┏━━

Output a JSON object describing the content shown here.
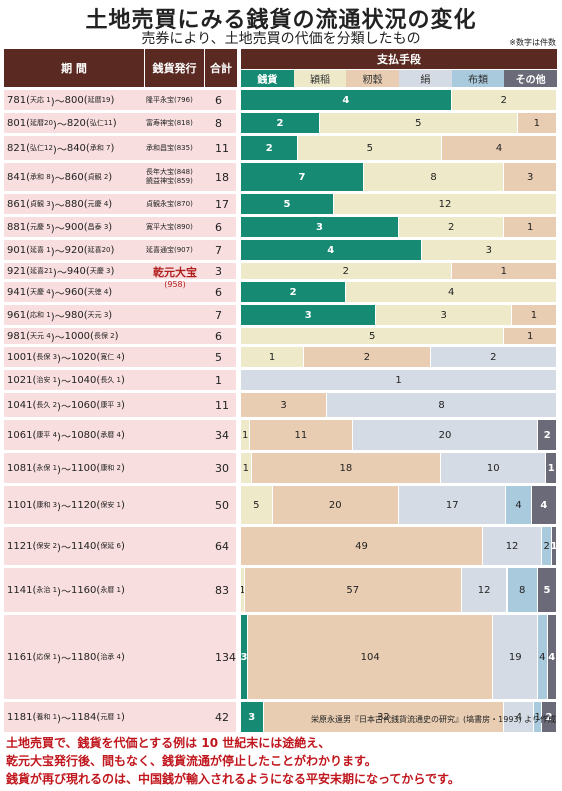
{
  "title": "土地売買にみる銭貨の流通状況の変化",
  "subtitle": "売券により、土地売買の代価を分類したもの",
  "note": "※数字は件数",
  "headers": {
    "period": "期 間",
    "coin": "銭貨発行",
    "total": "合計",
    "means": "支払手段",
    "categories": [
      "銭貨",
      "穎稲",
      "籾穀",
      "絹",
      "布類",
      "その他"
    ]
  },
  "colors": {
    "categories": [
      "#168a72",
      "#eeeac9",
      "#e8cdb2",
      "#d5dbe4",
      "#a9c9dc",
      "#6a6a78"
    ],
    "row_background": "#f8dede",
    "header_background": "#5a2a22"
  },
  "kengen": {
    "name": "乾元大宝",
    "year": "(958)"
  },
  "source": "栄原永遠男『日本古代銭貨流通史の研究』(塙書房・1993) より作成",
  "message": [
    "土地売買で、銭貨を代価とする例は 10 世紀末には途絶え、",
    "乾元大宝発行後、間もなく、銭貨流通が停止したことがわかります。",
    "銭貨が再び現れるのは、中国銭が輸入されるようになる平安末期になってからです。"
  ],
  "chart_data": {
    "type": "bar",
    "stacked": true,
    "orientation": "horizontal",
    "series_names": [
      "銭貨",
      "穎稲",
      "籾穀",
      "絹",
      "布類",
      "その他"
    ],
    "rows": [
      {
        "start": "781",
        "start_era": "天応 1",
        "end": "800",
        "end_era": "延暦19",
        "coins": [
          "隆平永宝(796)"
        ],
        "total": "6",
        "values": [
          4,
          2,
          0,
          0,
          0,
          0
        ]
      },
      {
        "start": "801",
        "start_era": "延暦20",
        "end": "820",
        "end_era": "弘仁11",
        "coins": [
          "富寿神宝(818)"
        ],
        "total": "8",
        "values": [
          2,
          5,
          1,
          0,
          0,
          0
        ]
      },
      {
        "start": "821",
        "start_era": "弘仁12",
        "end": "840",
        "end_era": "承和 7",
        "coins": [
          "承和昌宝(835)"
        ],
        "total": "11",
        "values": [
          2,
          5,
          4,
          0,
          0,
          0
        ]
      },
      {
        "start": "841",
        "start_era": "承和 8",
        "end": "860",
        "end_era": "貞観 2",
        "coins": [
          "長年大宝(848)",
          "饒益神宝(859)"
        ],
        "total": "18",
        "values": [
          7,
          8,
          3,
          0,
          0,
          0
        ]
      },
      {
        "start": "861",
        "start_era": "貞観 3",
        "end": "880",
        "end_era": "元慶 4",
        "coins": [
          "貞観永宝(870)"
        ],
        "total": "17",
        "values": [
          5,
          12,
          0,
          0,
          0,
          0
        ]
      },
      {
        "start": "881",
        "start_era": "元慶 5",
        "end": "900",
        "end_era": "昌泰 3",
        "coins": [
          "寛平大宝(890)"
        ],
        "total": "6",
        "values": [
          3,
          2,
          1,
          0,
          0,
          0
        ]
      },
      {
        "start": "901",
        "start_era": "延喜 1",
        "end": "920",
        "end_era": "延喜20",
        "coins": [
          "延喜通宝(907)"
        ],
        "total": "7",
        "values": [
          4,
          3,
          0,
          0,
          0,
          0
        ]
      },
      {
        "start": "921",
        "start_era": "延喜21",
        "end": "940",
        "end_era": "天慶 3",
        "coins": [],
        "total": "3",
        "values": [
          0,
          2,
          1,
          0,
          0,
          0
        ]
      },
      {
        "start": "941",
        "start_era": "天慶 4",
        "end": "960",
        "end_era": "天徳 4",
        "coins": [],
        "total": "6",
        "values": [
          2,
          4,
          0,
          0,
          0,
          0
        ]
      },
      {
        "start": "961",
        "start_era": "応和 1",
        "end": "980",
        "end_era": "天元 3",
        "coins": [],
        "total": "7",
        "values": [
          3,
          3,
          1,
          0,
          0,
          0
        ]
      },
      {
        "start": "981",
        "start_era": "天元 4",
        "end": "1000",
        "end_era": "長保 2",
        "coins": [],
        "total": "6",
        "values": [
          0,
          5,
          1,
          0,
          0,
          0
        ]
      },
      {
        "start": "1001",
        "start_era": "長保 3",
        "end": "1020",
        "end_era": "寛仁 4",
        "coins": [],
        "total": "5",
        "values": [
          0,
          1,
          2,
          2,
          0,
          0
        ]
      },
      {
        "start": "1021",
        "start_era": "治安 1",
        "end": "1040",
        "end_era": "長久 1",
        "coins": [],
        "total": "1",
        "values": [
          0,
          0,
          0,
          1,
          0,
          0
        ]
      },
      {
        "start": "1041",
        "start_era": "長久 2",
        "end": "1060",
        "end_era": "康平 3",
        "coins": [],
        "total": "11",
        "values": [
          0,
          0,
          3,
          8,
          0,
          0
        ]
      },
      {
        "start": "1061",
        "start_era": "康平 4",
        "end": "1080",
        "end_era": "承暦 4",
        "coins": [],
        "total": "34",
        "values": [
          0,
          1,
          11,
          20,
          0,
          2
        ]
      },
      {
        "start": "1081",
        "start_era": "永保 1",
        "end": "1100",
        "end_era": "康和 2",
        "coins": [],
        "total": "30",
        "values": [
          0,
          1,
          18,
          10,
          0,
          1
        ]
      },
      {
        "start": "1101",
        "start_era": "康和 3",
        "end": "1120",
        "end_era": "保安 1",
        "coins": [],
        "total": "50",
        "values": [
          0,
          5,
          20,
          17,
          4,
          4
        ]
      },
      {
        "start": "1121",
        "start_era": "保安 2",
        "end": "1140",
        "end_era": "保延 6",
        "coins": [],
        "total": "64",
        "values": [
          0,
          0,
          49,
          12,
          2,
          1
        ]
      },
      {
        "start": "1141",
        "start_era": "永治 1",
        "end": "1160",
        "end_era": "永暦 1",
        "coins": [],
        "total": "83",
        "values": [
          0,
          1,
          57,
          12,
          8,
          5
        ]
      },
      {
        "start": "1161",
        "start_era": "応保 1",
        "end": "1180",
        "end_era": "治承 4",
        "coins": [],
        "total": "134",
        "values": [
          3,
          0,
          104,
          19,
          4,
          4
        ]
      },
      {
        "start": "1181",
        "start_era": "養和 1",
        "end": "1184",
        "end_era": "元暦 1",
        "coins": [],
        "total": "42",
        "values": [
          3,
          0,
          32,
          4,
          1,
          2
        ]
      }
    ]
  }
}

┗━━

## Exercise instructions
Without the pictures, extract every entry verbatim.

## Output of the exercise
Output a JSON object describing the content shown here.
{
  "title": "土地売買にみる銭貨の流通状況の変化",
  "subtitle": "売券により、土地売買の代価を分類したもの",
  "note": "※数字は件数",
  "headers": {
    "period": "期 間",
    "coin": "銭貨発行",
    "total": "合計",
    "means": "支払手段",
    "categories": [
      "銭貨",
      "穎稲",
      "籾穀",
      "絹",
      "布類",
      "その他"
    ]
  },
  "colors": {
    "categories": [
      "#168a72",
      "#eeeac9",
      "#e8cdb2",
      "#d5dbe4",
      "#a9c9dc",
      "#6a6a78"
    ],
    "row_background": "#f8dede",
    "header_background": "#5a2a22"
  },
  "kengen": {
    "name": "乾元大宝",
    "year": "(958)"
  },
  "source": "栄原永遠男『日本古代銭貨流通史の研究』(塙書房・1993) より作成",
  "message": [
    "土地売買で、銭貨を代価とする例は 10 世紀末には途絶え、",
    "乾元大宝発行後、間もなく、銭貨流通が停止したことがわかります。",
    "銭貨が再び現れるのは、中国銭が輸入されるようになる平安末期になってからです。"
  ],
  "chart_data": {
    "type": "bar",
    "stacked": true,
    "orientation": "horizontal",
    "series_names": [
      "銭貨",
      "穎稲",
      "籾穀",
      "絹",
      "布類",
      "その他"
    ],
    "rows": [
      {
        "start": "781",
        "start_era": "天応 1",
        "end": "800",
        "end_era": "延暦19",
        "coins": [
          "隆平永宝(796)"
        ],
        "total": "6",
        "values": [
          4,
          2,
          0,
          0,
          0,
          0
        ]
      },
      {
        "start": "801",
        "start_era": "延暦20",
        "end": "820",
        "end_era": "弘仁11",
        "coins": [
          "富寿神宝(818)"
        ],
        "total": "8",
        "values": [
          2,
          5,
          1,
          0,
          0,
          0
        ]
      },
      {
        "start": "821",
        "start_era": "弘仁12",
        "end": "840",
        "end_era": "承和 7",
        "coins": [
          "承和昌宝(835)"
        ],
        "total": "11",
        "values": [
          2,
          5,
          4,
          0,
          0,
          0
        ]
      },
      {
        "start": "841",
        "start_era": "承和 8",
        "end": "860",
        "end_era": "貞観 2",
        "coins": [
          "長年大宝(848)",
          "饒益神宝(859)"
        ],
        "total": "18",
        "values": [
          7,
          8,
          3,
          0,
          0,
          0
        ]
      },
      {
        "start": "861",
        "start_era": "貞観 3",
        "end": "880",
        "end_era": "元慶 4",
        "coins": [
          "貞観永宝(870)"
        ],
        "total": "17",
        "values": [
          5,
          12,
          0,
          0,
          0,
          0
        ]
      },
      {
        "start": "881",
        "start_era": "元慶 5",
        "end": "900",
        "end_era": "昌泰 3",
        "coins": [
          "寛平大宝(890)"
        ],
        "total": "6",
        "values": [
          3,
          2,
          1,
          0,
          0,
          0
        ]
      },
      {
        "start": "901",
        "start_era": "延喜 1",
        "end": "920",
        "end_era": "延喜20",
        "coins": [
          "延喜通宝(907)"
        ],
        "total": "7",
        "values": [
          4,
          3,
          0,
          0,
          0,
          0
        ]
      },
      {
        "start": "921",
        "start_era": "延喜21",
        "end": "940",
        "end_era": "天慶 3",
        "coins": [],
        "total": "3",
        "values": [
          0,
          2,
          1,
          0,
          0,
          0
        ]
      },
      {
        "start": "941",
        "start_era": "天慶 4",
        "end": "960",
        "end_era": "天徳 4",
        "coins": [],
        "total": "6",
        "values": [
          2,
          4,
          0,
          0,
          0,
          0
        ]
      },
      {
        "start": "961",
        "start_era": "応和 1",
        "end": "980",
        "end_era": "天元 3",
        "coins": [],
        "total": "7",
        "values": [
          3,
          3,
          1,
          0,
          0,
          0
        ]
      },
      {
        "start": "981",
        "start_era": "天元 4",
        "end": "1000",
        "end_era": "長保 2",
        "coins": [],
        "total": "6",
        "values": [
          0,
          5,
          1,
          0,
          0,
          0
        ]
      },
      {
        "start": "1001",
        "start_era": "長保 3",
        "end": "1020",
        "end_era": "寛仁 4",
        "coins": [],
        "total": "5",
        "values": [
          0,
          1,
          2,
          2,
          0,
          0
        ]
      },
      {
        "start": "1021",
        "start_era": "治安 1",
        "end": "1040",
        "end_era": "長久 1",
        "coins": [],
        "total": "1",
        "values": [
          0,
          0,
          0,
          1,
          0,
          0
        ]
      },
      {
        "start": "1041",
        "start_era": "長久 2",
        "end": "1060",
        "end_era": "康平 3",
        "coins": [],
        "total": "11",
        "values": [
          0,
          0,
          3,
          8,
          0,
          0
        ]
      },
      {
        "start": "1061",
        "start_era": "康平 4",
        "end": "1080",
        "end_era": "承暦 4",
        "coins": [],
        "total": "34",
        "values": [
          0,
          1,
          11,
          20,
          0,
          2
        ]
      },
      {
        "start": "1081",
        "start_era": "永保 1",
        "end": "1100",
        "end_era": "康和 2",
        "coins": [],
        "total": "30",
        "values": [
          0,
          1,
          18,
          10,
          0,
          1
        ]
      },
      {
        "start": "1101",
        "start_era": "康和 3",
        "end": "1120",
        "end_era": "保安 1",
        "coins": [],
        "total": "50",
        "values": [
          0,
          5,
          20,
          17,
          4,
          4
        ]
      },
      {
        "start": "1121",
        "start_era": "保安 2",
        "end": "1140",
        "end_era": "保延 6",
        "coins": [],
        "total": "64",
        "values": [
          0,
          0,
          49,
          12,
          2,
          1
        ]
      },
      {
        "start": "1141",
        "start_era": "永治 1",
        "end": "1160",
        "end_era": "永暦 1",
        "coins": [],
        "total": "83",
        "values": [
          0,
          1,
          57,
          12,
          8,
          5
        ]
      },
      {
        "start": "1161",
        "start_era": "応保 1",
        "end": "1180",
        "end_era": "治承 4",
        "coins": [],
        "total": "134",
        "values": [
          3,
          0,
          104,
          19,
          4,
          4
        ]
      },
      {
        "start": "1181",
        "start_era": "養和 1",
        "end": "1184",
        "end_era": "元暦 1",
        "coins": [],
        "total": "42",
        "values": [
          3,
          0,
          32,
          4,
          1,
          2
        ]
      }
    ]
  }
}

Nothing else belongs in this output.